(Raw records)
§ §
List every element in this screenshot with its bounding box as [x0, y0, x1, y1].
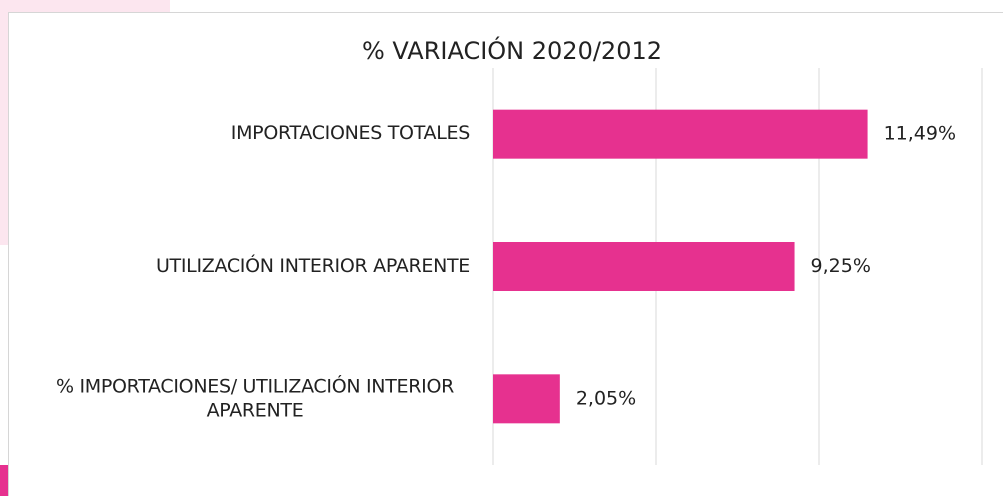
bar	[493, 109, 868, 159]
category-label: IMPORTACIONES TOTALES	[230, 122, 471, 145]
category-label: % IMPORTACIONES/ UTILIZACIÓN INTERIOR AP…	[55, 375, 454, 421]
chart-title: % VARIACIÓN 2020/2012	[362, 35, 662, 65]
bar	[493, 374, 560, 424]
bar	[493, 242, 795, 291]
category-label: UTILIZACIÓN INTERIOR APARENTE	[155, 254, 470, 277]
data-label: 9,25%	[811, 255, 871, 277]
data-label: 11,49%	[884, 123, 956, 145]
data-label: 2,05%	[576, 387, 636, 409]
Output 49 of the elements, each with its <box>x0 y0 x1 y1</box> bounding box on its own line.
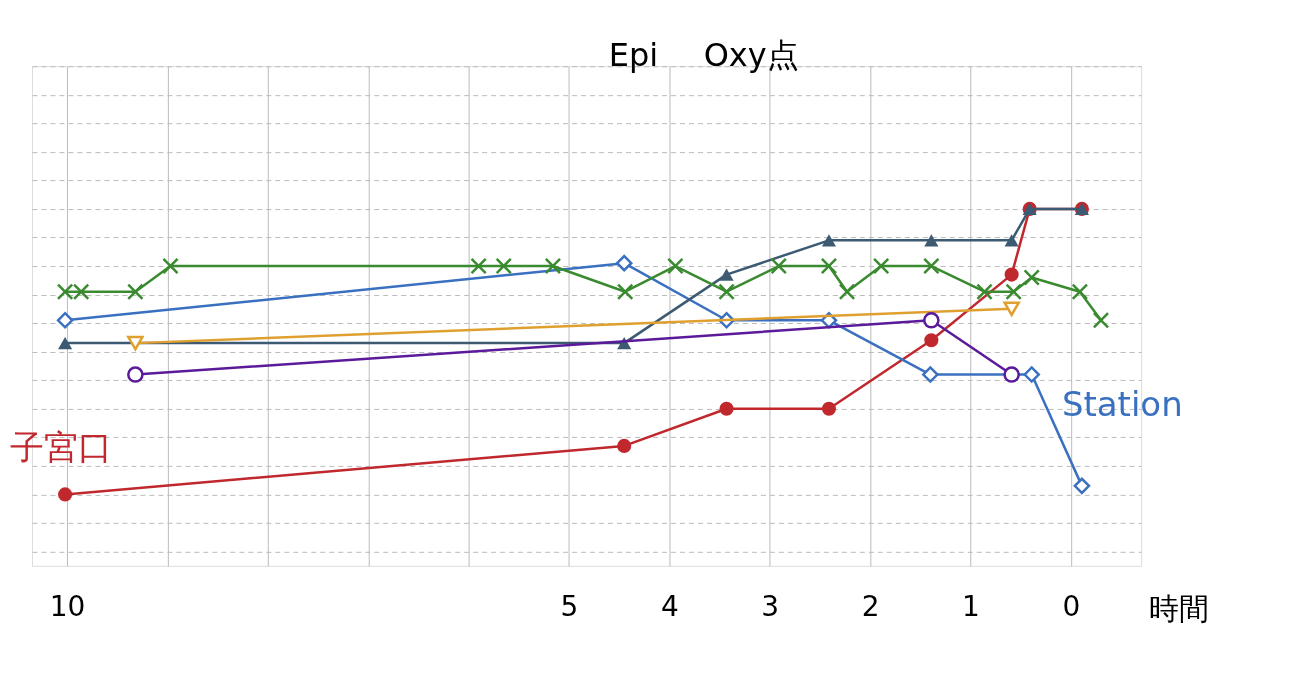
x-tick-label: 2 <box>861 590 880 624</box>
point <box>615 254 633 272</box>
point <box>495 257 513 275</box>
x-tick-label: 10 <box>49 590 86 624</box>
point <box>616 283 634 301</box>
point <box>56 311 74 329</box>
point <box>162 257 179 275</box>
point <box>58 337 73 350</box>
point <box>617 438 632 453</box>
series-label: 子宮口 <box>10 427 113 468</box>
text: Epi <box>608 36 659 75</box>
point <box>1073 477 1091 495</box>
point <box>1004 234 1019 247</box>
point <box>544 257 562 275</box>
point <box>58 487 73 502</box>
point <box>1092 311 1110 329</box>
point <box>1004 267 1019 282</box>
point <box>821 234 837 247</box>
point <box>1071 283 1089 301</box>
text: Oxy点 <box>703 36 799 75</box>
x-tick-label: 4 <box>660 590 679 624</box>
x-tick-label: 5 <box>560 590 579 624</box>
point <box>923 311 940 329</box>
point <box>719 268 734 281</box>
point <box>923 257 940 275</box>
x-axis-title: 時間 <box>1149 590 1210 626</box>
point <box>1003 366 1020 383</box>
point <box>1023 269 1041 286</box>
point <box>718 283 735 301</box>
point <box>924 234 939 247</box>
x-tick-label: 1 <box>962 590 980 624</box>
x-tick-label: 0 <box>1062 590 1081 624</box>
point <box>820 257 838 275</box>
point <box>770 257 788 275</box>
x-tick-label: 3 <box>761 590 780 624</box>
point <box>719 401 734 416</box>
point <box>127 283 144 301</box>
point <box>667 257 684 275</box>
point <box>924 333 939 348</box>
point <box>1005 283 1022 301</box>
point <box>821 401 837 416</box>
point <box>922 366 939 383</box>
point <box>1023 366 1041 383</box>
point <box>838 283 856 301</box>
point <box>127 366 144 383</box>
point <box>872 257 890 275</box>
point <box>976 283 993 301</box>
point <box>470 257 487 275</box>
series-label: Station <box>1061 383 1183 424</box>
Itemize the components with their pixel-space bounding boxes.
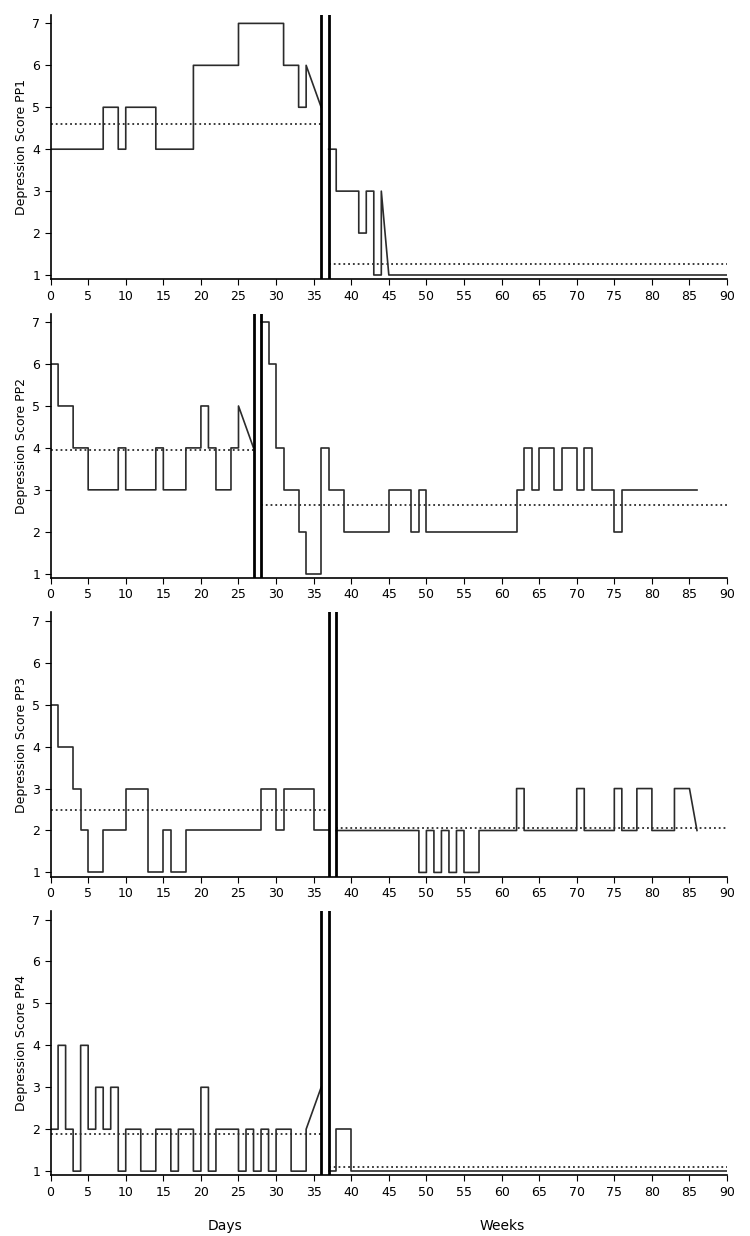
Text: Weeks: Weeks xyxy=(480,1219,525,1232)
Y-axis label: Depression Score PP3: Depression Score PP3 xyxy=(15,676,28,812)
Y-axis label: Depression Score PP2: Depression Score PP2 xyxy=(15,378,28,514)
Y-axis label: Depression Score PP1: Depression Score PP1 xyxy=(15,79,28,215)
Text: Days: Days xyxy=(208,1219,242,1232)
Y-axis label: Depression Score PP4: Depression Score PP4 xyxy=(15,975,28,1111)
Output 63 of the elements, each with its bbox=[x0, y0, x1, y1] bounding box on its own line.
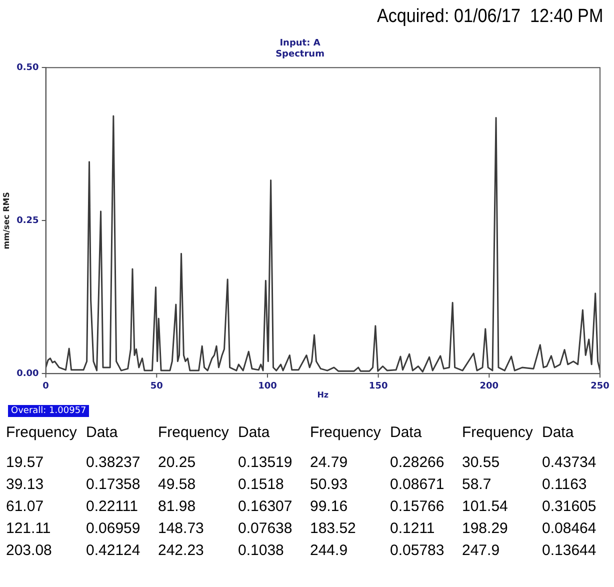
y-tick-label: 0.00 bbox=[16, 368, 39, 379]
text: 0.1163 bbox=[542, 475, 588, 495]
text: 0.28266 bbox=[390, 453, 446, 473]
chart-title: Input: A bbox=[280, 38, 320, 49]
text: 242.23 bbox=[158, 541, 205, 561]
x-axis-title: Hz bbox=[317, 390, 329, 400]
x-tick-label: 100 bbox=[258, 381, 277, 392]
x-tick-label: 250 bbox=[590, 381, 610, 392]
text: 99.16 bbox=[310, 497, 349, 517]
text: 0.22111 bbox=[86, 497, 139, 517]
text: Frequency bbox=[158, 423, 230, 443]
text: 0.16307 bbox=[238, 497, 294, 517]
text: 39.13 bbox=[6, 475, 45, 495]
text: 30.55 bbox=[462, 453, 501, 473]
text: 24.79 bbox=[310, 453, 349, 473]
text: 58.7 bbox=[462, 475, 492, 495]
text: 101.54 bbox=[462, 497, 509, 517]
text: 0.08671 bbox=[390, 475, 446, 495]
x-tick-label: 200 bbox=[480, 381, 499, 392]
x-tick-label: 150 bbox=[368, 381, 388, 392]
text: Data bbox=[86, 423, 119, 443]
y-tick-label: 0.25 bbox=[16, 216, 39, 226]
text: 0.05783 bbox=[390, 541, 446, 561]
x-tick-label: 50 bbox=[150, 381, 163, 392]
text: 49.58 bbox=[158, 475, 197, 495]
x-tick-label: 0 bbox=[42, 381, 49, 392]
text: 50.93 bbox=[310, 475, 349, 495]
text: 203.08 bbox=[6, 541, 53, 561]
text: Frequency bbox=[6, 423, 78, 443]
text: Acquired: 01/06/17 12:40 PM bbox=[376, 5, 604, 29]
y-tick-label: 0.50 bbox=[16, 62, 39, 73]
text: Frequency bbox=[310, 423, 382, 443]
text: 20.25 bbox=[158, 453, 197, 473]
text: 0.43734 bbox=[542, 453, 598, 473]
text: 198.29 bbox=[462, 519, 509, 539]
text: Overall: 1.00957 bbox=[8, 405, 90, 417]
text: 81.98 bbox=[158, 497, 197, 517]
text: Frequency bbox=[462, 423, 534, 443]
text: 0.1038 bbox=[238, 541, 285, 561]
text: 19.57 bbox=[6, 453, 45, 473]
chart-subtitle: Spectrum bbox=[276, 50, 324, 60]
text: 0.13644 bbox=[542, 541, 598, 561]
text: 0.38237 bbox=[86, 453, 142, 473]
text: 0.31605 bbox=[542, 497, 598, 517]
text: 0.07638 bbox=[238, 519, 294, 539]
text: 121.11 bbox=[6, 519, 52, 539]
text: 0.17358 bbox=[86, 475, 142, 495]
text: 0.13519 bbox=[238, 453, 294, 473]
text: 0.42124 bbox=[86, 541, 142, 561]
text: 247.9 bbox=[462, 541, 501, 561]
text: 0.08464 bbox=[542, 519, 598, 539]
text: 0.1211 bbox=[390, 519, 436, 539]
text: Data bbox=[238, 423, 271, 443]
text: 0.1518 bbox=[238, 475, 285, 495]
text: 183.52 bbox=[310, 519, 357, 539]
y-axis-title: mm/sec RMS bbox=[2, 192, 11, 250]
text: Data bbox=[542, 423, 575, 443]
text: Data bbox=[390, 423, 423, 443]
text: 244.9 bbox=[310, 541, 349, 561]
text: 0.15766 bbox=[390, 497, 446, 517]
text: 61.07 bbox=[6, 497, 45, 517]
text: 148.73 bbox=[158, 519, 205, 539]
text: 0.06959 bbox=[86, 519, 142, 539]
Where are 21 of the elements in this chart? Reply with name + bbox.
§ §
DESCRIPTION OF THE TASK -
Reproduce all of the material above, putting "tick-label" in place of every "x-tick-label" and keeping everything else the same. Leave the pictures out of your answer.

THE REPLY -
List every element in this screenshot with its bounding box as [x0, y0, x1, y1].
bar	[493, 109, 868, 159]
category-label: IMPORTACIONES TOTALES	[230, 122, 471, 145]
category-label: % IMPORTACIONES/ UTILIZACIÓN INTERIOR AP…	[55, 375, 454, 421]
chart-title: % VARIACIÓN 2020/2012	[362, 35, 662, 65]
bar	[493, 374, 560, 424]
bar	[493, 242, 795, 291]
category-label: UTILIZACIÓN INTERIOR APARENTE	[155, 254, 470, 277]
data-label: 9,25%	[811, 255, 871, 277]
data-label: 11,49%	[884, 123, 956, 145]
data-label: 2,05%	[576, 387, 636, 409]
Output 49 of the elements, each with its <box>x0 y0 x1 y1</box> bounding box on its own line.
tick-label: 2 <box>861 590 880 624</box>
point <box>615 254 633 272</box>
point <box>495 257 513 275</box>
tick-label: 10 <box>49 590 86 624</box>
point <box>616 283 634 301</box>
point <box>56 311 74 329</box>
point <box>162 257 179 275</box>
point <box>58 337 73 350</box>
point <box>617 438 632 453</box>
series-label: 子宮口 <box>10 427 113 468</box>
text: Epi <box>608 36 659 75</box>
point <box>1073 477 1091 495</box>
point <box>1004 234 1019 247</box>
point <box>544 257 562 275</box>
point <box>58 487 73 502</box>
point <box>1092 311 1110 329</box>
point <box>1004 267 1019 282</box>
point <box>821 234 837 247</box>
point <box>1071 283 1089 301</box>
text: Oxy点 <box>703 36 799 75</box>
tick-label: 4 <box>660 590 679 624</box>
tick-label: 5 <box>560 590 579 624</box>
point <box>923 311 940 329</box>
point <box>719 268 734 281</box>
point <box>923 257 940 275</box>
x-axis-title: 時間 <box>1149 590 1210 626</box>
point <box>1003 366 1020 383</box>
point <box>1023 269 1041 286</box>
point <box>718 283 735 301</box>
point <box>924 234 939 247</box>
tick-label: 1 <box>962 590 980 624</box>
tick-label: 0 <box>1062 590 1081 624</box>
point <box>820 257 838 275</box>
point <box>770 257 788 275</box>
tick-label: 3 <box>761 590 780 624</box>
point <box>719 401 734 416</box>
point <box>127 283 144 301</box>
point <box>667 257 684 275</box>
point <box>924 333 939 348</box>
point <box>1005 283 1022 301</box>
point <box>821 401 837 416</box>
point <box>922 366 939 383</box>
point <box>1023 366 1041 383</box>
point <box>838 283 856 301</box>
point <box>127 366 144 383</box>
point <box>872 257 890 275</box>
point <box>976 283 993 301</box>
point <box>470 257 487 275</box>
series-label: Station <box>1061 383 1183 424</box>
Itemize the components with their pixel-space bounding boxes.
Text: Weeks: Weeks xyxy=(480,1219,525,1232)
Y-axis label: Depression Score PP3: Depression Score PP3 xyxy=(15,676,28,812)
Y-axis label: Depression Score PP2: Depression Score PP2 xyxy=(15,378,28,514)
Y-axis label: Depression Score PP1: Depression Score PP1 xyxy=(15,79,28,215)
Text: Days: Days xyxy=(208,1219,242,1232)
Y-axis label: Depression Score PP4: Depression Score PP4 xyxy=(15,975,28,1111)
Output 63 of the elements, each with its bbox=[x0, y0, x1, y1] bounding box on its own line.
y-tick-label: 0.00 bbox=[16, 368, 39, 379]
text: 0.1163 bbox=[542, 475, 588, 495]
text: 0.28266 bbox=[390, 453, 446, 473]
chart-title: Input: A bbox=[280, 38, 320, 49]
text: 242.23 bbox=[158, 541, 205, 561]
x-axis-title: Hz bbox=[317, 390, 329, 400]
tick-label: 100 bbox=[258, 381, 277, 392]
tick-label: 250 bbox=[590, 381, 610, 392]
text: 99.16 bbox=[310, 497, 349, 517]
text: 0.22111 bbox=[86, 497, 139, 517]
text: Frequency bbox=[158, 423, 230, 443]
text: 0.16307 bbox=[238, 497, 294, 517]
text: 39.13 bbox=[6, 475, 45, 495]
text: 30.55 bbox=[462, 453, 501, 473]
text: 24.79 bbox=[310, 453, 349, 473]
text: 58.7 bbox=[462, 475, 492, 495]
text: 101.54 bbox=[462, 497, 509, 517]
text: 0.08671 bbox=[390, 475, 446, 495]
tick-label: 200 bbox=[480, 381, 499, 392]
tick-label: 150 bbox=[368, 381, 388, 392]
text: Data bbox=[86, 423, 119, 443]
y-tick-label: 0.25 bbox=[16, 216, 39, 226]
text: 0.05783 bbox=[390, 541, 446, 561]
tick-label: 50 bbox=[150, 381, 163, 392]
text: 49.58 bbox=[158, 475, 197, 495]
tick-label: 0 bbox=[42, 381, 49, 392]
text: 50.93 bbox=[310, 475, 349, 495]
text: 203.08 bbox=[6, 541, 53, 561]
text: Frequency bbox=[6, 423, 78, 443]
text: Acquired: 01/06/17 12:40 PM bbox=[376, 5, 604, 29]
y-tick-label: 0.50 bbox=[16, 62, 39, 73]
text: Frequency bbox=[310, 423, 382, 443]
text: 20.25 bbox=[158, 453, 197, 473]
text: 0.43734 bbox=[542, 453, 598, 473]
text: 198.29 bbox=[462, 519, 509, 539]
text: Overall: 1.00957 bbox=[8, 405, 90, 417]
text: 81.98 bbox=[158, 497, 197, 517]
text: Frequency bbox=[462, 423, 534, 443]
text: 0.1038 bbox=[238, 541, 285, 561]
text: 19.57 bbox=[6, 453, 45, 473]
chart-subtitle: Spectrum bbox=[276, 50, 324, 60]
text: 0.13644 bbox=[542, 541, 598, 561]
text: 0.38237 bbox=[86, 453, 142, 473]
text: 0.31605 bbox=[542, 497, 598, 517]
text: 0.07638 bbox=[238, 519, 294, 539]
text: 121.11 bbox=[6, 519, 52, 539]
text: 0.17358 bbox=[86, 475, 142, 495]
text: 0.13519 bbox=[238, 453, 294, 473]
text: 0.42124 bbox=[86, 541, 142, 561]
text: 247.9 bbox=[462, 541, 501, 561]
text: 0.08464 bbox=[542, 519, 598, 539]
text: 0.1211 bbox=[390, 519, 436, 539]
text: Data bbox=[238, 423, 271, 443]
text: 0.1518 bbox=[238, 475, 285, 495]
text: 183.52 bbox=[310, 519, 357, 539]
y-axis-title: mm/sec RMS bbox=[2, 192, 11, 250]
text: Data bbox=[542, 423, 575, 443]
text: Data bbox=[390, 423, 423, 443]
text: 244.9 bbox=[310, 541, 349, 561]
text: 0.15766 bbox=[390, 497, 446, 517]
text: 61.07 bbox=[6, 497, 45, 517]
text: 148.73 bbox=[158, 519, 205, 539]
text: 0.06959 bbox=[86, 519, 142, 539]
Where are 21 of the elements in this chart? Reply with name + bbox.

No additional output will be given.